===== DATA FOR PROCESSING =====
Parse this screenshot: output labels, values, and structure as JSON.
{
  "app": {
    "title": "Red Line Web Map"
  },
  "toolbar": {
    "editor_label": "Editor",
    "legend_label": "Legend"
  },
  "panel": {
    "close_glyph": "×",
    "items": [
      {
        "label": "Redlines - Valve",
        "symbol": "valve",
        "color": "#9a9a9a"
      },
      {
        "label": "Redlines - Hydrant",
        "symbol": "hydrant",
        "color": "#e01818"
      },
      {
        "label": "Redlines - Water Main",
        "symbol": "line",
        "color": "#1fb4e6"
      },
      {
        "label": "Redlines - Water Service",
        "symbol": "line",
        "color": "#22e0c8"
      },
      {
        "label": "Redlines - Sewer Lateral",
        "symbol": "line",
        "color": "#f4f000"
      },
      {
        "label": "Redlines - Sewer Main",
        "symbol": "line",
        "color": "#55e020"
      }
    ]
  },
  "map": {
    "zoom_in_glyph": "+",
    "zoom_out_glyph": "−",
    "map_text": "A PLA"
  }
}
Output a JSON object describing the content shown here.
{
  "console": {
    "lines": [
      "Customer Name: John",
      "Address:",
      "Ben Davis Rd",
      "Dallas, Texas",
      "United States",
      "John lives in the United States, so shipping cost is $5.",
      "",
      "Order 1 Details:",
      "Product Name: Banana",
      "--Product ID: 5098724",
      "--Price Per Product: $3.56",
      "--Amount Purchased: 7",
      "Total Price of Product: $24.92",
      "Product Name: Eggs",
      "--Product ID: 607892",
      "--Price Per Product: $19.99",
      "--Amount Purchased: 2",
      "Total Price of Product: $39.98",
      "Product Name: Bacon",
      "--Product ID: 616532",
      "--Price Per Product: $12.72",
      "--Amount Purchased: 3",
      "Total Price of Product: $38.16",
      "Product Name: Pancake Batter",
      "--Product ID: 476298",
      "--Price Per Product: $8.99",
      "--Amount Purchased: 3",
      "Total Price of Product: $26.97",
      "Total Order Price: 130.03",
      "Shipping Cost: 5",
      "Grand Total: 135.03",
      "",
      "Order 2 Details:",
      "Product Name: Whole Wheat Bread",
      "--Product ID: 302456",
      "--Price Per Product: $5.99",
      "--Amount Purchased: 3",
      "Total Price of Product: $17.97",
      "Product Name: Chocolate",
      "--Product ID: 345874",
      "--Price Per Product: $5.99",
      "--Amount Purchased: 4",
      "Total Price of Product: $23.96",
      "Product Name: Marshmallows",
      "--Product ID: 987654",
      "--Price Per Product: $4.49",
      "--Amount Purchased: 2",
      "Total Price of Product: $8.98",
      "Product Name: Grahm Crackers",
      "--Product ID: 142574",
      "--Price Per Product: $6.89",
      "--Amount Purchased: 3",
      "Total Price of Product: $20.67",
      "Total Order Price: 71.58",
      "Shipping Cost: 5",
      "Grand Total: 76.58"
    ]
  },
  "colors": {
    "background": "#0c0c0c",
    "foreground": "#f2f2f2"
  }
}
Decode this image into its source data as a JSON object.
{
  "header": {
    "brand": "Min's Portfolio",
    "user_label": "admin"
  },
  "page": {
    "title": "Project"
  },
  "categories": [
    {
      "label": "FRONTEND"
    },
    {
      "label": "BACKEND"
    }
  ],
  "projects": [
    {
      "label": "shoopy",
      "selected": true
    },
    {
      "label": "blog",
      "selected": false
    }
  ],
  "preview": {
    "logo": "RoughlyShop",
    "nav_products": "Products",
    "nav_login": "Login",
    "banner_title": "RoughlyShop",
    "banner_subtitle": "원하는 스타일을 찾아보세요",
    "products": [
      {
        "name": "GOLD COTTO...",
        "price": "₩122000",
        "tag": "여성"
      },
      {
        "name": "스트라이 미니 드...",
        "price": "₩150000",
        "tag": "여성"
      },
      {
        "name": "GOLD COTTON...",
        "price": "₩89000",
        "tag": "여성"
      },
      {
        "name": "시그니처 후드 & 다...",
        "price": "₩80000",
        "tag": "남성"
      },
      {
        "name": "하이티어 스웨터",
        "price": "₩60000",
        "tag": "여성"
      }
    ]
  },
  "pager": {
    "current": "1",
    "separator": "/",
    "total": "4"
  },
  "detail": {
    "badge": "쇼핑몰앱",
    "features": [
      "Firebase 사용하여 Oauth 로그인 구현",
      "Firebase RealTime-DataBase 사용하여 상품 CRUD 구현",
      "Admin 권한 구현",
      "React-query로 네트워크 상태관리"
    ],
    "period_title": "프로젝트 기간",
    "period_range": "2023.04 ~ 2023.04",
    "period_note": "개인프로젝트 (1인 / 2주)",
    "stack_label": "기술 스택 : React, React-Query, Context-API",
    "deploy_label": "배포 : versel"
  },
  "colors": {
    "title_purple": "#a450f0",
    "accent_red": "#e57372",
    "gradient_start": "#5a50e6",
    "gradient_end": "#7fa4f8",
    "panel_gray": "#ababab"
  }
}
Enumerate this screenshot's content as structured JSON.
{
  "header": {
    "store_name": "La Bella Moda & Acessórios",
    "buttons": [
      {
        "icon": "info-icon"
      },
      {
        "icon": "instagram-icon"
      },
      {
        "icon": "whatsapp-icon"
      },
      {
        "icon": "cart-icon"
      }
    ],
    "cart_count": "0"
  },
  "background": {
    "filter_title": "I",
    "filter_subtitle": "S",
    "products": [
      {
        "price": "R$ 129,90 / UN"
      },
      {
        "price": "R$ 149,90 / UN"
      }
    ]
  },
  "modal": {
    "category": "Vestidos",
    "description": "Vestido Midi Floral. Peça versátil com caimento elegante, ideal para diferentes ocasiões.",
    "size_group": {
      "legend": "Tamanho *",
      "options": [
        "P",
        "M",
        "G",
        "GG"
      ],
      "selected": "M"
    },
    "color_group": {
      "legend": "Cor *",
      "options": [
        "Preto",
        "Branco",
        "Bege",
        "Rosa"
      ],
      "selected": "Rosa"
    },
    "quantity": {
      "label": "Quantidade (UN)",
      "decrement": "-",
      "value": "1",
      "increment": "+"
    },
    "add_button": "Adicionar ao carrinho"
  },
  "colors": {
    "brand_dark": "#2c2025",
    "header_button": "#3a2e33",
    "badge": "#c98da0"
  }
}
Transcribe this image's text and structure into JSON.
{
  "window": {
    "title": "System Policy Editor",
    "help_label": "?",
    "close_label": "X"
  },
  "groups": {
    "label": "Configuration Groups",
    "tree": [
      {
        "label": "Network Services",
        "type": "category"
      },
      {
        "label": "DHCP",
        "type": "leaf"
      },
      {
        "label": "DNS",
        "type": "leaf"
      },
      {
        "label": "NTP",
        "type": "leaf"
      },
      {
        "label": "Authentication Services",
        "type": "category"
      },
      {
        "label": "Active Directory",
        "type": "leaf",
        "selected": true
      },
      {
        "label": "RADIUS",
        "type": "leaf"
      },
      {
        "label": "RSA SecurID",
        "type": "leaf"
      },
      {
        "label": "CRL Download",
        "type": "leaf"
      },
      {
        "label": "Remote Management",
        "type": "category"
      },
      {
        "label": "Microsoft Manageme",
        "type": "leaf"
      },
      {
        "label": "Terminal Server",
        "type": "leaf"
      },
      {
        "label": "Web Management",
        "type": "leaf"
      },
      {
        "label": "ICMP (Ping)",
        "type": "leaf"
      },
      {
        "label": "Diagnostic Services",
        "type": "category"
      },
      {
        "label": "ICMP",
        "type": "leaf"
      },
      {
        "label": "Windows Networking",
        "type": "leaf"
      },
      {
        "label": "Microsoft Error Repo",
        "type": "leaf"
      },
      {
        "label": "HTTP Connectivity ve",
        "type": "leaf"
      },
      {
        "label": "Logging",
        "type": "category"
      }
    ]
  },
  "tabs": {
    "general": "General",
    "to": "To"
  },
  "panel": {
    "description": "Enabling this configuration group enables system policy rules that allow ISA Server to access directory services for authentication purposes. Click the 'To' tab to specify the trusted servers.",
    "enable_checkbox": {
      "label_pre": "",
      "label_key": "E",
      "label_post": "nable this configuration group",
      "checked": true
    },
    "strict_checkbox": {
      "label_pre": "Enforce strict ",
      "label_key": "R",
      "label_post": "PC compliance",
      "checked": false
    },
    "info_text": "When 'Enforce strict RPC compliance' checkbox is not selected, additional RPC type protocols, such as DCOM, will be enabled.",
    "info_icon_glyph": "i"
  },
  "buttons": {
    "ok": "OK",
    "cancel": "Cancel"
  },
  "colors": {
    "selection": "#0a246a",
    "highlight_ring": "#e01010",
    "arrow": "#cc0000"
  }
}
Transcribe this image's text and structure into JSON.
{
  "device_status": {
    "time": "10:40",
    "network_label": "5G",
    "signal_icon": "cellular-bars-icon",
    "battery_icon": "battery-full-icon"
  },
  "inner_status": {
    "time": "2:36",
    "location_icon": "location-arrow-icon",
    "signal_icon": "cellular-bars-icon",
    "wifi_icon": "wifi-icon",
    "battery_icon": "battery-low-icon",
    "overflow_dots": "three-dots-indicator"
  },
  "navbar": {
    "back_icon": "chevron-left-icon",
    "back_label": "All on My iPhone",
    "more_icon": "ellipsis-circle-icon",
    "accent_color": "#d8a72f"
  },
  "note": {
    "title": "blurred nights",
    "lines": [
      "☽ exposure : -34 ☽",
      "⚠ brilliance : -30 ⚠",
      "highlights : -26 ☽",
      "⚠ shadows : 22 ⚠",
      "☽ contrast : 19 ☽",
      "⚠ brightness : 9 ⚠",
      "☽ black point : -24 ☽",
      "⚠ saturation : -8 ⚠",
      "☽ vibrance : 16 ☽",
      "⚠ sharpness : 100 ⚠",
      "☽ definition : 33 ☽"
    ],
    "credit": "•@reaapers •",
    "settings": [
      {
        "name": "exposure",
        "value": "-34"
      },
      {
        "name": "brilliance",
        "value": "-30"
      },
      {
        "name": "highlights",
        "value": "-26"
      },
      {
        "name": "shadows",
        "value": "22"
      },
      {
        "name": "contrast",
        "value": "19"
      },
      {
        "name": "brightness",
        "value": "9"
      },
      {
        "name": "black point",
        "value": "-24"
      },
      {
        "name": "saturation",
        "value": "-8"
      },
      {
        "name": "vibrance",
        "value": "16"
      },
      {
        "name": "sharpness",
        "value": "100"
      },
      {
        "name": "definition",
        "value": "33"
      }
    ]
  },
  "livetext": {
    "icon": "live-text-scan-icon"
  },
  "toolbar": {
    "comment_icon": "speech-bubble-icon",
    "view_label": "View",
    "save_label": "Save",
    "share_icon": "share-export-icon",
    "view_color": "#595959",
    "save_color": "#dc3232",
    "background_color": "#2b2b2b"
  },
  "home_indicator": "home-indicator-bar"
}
=====
> _DIRECTIONS FOR THIS TASK_:
Show each line of the listing that holds the string "arrow".

> _ANSWER TO THIS EXERCISE_:
    "arrow": "#cc0000"
    "location_icon": "location-arrow-icon",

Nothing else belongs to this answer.